▶ _Information supplied_:
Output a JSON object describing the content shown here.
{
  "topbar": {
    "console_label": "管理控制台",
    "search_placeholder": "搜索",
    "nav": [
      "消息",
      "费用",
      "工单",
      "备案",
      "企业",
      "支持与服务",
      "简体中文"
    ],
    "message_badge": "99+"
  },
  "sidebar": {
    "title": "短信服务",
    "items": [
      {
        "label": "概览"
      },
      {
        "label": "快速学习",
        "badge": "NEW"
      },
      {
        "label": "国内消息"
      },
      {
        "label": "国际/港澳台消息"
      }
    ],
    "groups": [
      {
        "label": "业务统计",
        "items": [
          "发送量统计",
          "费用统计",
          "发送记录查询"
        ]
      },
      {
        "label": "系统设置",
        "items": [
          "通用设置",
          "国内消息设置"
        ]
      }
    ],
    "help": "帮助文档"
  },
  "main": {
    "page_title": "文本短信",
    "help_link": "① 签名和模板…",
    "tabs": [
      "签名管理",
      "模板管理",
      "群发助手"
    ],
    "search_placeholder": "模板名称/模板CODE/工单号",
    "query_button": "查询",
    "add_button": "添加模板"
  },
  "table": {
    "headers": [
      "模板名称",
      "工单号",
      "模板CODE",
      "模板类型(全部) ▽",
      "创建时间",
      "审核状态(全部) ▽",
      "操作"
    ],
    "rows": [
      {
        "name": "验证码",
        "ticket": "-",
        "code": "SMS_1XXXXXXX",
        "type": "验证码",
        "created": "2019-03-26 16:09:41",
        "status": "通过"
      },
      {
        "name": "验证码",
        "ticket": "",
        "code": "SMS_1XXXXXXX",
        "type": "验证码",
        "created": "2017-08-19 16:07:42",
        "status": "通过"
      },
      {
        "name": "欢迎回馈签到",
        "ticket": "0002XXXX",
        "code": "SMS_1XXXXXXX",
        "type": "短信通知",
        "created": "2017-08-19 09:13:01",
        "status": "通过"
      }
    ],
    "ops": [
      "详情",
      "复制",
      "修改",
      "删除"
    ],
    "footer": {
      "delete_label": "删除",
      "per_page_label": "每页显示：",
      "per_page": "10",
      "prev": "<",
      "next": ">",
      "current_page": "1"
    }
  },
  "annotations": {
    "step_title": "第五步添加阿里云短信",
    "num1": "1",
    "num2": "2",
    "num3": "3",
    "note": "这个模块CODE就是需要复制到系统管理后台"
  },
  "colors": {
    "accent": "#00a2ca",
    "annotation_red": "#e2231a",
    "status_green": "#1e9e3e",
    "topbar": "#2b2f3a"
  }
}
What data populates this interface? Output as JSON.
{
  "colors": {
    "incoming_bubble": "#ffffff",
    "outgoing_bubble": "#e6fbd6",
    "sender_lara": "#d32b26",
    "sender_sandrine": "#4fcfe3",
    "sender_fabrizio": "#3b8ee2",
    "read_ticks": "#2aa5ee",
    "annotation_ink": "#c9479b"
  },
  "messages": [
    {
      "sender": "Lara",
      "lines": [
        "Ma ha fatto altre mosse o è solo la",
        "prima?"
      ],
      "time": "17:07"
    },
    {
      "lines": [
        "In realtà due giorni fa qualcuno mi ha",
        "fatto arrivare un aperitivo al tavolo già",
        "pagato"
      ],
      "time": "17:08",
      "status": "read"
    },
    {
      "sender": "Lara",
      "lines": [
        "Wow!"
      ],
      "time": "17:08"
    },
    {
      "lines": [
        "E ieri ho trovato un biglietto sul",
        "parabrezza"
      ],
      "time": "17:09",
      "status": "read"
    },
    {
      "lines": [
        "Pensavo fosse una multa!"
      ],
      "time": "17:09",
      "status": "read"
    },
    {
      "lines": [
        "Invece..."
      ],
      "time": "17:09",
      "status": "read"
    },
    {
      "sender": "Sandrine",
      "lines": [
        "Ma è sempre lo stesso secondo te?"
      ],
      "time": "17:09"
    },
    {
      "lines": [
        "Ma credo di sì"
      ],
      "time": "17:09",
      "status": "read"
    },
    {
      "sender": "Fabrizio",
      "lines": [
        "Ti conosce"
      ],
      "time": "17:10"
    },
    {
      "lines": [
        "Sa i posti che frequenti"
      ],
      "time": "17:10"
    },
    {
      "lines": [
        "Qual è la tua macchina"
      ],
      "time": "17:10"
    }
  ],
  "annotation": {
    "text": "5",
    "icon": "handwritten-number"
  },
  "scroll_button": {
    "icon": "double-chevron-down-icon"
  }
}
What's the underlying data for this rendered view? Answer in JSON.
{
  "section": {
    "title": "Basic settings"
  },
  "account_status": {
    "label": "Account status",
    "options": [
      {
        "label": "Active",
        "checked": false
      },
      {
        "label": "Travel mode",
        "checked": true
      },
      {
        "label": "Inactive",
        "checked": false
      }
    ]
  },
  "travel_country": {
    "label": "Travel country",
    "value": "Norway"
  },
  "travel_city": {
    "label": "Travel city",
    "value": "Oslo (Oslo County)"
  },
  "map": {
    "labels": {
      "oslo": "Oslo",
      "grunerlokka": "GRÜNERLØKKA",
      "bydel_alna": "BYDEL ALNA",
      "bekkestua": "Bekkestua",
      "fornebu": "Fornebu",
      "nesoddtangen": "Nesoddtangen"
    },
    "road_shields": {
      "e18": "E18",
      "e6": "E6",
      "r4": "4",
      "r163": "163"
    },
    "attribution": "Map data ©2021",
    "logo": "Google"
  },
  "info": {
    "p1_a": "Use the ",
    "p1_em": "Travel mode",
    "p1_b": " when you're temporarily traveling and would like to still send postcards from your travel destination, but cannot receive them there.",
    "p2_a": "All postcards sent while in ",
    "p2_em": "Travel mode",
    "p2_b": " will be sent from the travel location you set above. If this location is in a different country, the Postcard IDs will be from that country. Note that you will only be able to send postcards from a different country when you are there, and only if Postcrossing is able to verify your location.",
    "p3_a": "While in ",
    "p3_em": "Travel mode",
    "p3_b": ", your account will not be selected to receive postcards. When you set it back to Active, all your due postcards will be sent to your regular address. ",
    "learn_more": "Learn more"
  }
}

▶ _Set problem_: Transcribe every entry exactly.

▶ _Response below_:
Output a JSON object describing the content shown here.
{
  "topbar": {
    "console_label": "管理控制台",
    "search_placeholder": "搜索",
    "nav": [
      "消息",
      "费用",
      "工单",
      "备案",
      "企业",
      "支持与服务",
      "简体中文"
    ],
    "message_badge": "99+"
  },
  "sidebar": {
    "title": "短信服务",
    "items": [
      {
        "label": "概览"
      },
      {
        "label": "快速学习",
        "badge": "NEW"
      },
      {
        "label": "国内消息"
      },
      {
        "label": "国际/港澳台消息"
      }
    ],
    "groups": [
      {
        "label": "业务统计",
        "items": [
          "发送量统计",
          "费用统计",
          "发送记录查询"
        ]
      },
      {
        "label": "系统设置",
        "items": [
          "通用设置",
          "国内消息设置"
        ]
      }
    ],
    "help": "帮助文档"
  },
  "main": {
    "page_title": "文本短信",
    "help_link": "① 签名和模板…",
    "tabs": [
      "签名管理",
      "模板管理",
      "群发助手"
    ],
    "search_placeholder": "模板名称/模板CODE/工单号",
    "query_button": "查询",
    "add_button": "添加模板"
  },
  "table": {
    "headers": [
      "模板名称",
      "工单号",
      "模板CODE",
      "模板类型(全部) ▽",
      "创建时间",
      "审核状态(全部) ▽",
      "操作"
    ],
    "rows": [
      {
        "name": "验证码",
        "ticket": "-",
        "code": "SMS_1XXXXXXX",
        "type": "验证码",
        "created": "2019-03-26 16:09:41",
        "status": "通过"
      },
      {
        "name": "验证码",
        "ticket": "",
        "code": "SMS_1XXXXXXX",
        "type": "验证码",
        "created": "2017-08-19 16:07:42",
        "status": "通过"
      },
      {
        "name": "欢迎回馈签到",
        "ticket": "0002XXXX",
        "code": "SMS_1XXXXXXX",
        "type": "短信通知",
        "created": "2017-08-19 09:13:01",
        "status": "通过"
      }
    ],
    "ops": [
      "详情",
      "复制",
      "修改",
      "删除"
    ],
    "footer": {
      "delete_label": "删除",
      "per_page_label": "每页显示：",
      "per_page": "10",
      "prev": "<",
      "next": ">",
      "current_page": "1"
    }
  },
  "annotations": {
    "step_title": "第五步添加阿里云短信",
    "num1": "1",
    "num2": "2",
    "num3": "3",
    "note": "这个模块CODE就是需要复制到系统管理后台"
  },
  "colors": {
    "accent": "#00a2ca",
    "annotation_red": "#e2231a",
    "status_green": "#1e9e3e",
    "topbar": "#2b2f3a"
  }
}
What data populates this interface? Output as JSON.
{
  "colors": {
    "incoming_bubble": "#ffffff",
    "outgoing_bubble": "#e6fbd6",
    "sender_lara": "#d32b26",
    "sender_sandrine": "#4fcfe3",
    "sender_fabrizio": "#3b8ee2",
    "read_ticks": "#2aa5ee",
    "annotation_ink": "#c9479b"
  },
  "messages": [
    {
      "sender": "Lara",
      "lines": [
        "Ma ha fatto altre mosse o è solo la",
        "prima?"
      ],
      "time": "17:07"
    },
    {
      "lines": [
        "In realtà due giorni fa qualcuno mi ha",
        "fatto arrivare un aperitivo al tavolo già",
        "pagato"
      ],
      "time": "17:08",
      "status": "read"
    },
    {
      "sender": "Lara",
      "lines": [
        "Wow!"
      ],
      "time": "17:08"
    },
    {
      "lines": [
        "E ieri ho trovato un biglietto sul",
        "parabrezza"
      ],
      "time": "17:09",
      "status": "read"
    },
    {
      "lines": [
        "Pensavo fosse una multa!"
      ],
      "time": "17:09",
      "status": "read"
    },
    {
      "lines": [
        "Invece..."
      ],
      "time": "17:09",
      "status": "read"
    },
    {
      "sender": "Sandrine",
      "lines": [
        "Ma è sempre lo stesso secondo te?"
      ],
      "time": "17:09"
    },
    {
      "lines": [
        "Ma credo di sì"
      ],
      "time": "17:09",
      "status": "read"
    },
    {
      "sender": "Fabrizio",
      "lines": [
        "Ti conosce"
      ],
      "time": "17:10"
    },
    {
      "lines": [
        "Sa i posti che frequenti"
      ],
      "time": "17:10"
    },
    {
      "lines": [
        "Qual è la tua macchina"
      ],
      "time": "17:10"
    }
  ],
  "annotation": {
    "text": "5",
    "icon": "handwritten-number"
  },
  "scroll_button": {
    "icon": "double-chevron-down-icon"
  }
}
What's the underlying data for this rendered view? Answer in JSON.
{
  "section": {
    "title": "Basic settings"
  },
  "account_status": {
    "label": "Account status",
    "options": [
      {
        "label": "Active",
        "checked": false
      },
      {
        "label": "Travel mode",
        "checked": true
      },
      {
        "label": "Inactive",
        "checked": false
      }
    ]
  },
  "travel_country": {
    "label": "Travel country",
    "value": "Norway"
  },
  "travel_city": {
    "label": "Travel city",
    "value": "Oslo (Oslo County)"
  },
  "map": {
    "labels": {
      "oslo": "Oslo",
      "grunerlokka": "GRÜNERLØKKA",
      "bydel_alna": "BYDEL ALNA",
      "bekkestua": "Bekkestua",
      "fornebu": "Fornebu",
      "nesoddtangen": "Nesoddtangen"
    },
    "road_shields": {
      "e18": "E18",
      "e6": "E6",
      "r4": "4",
      "r163": "163"
    },
    "attribution": "Map data ©2021",
    "logo": "Google"
  },
  "info": {
    "p1_a": "Use the ",
    "p1_em": "Travel mode",
    "p1_b": " when you're temporarily traveling and would like to still send postcards from your travel destination, but cannot receive them there.",
    "p2_a": "All postcards sent while in ",
    "p2_em": "Travel mode",
    "p2_b": " will be sent from the travel location you set above. If this location is in a different country, the Postcard IDs will be from that country. Note that you will only be able to send postcards from a different country when you are there, and only if Postcrossing is able to verify your location.",
    "p3_a": "While in ",
    "p3_em": "Travel mode",
    "p3_b": ", your account will not be selected to receive postcards. When you set it back to Active, all your due postcards will be sent to your regular address. ",
    "learn_more": "Learn more"
  }
}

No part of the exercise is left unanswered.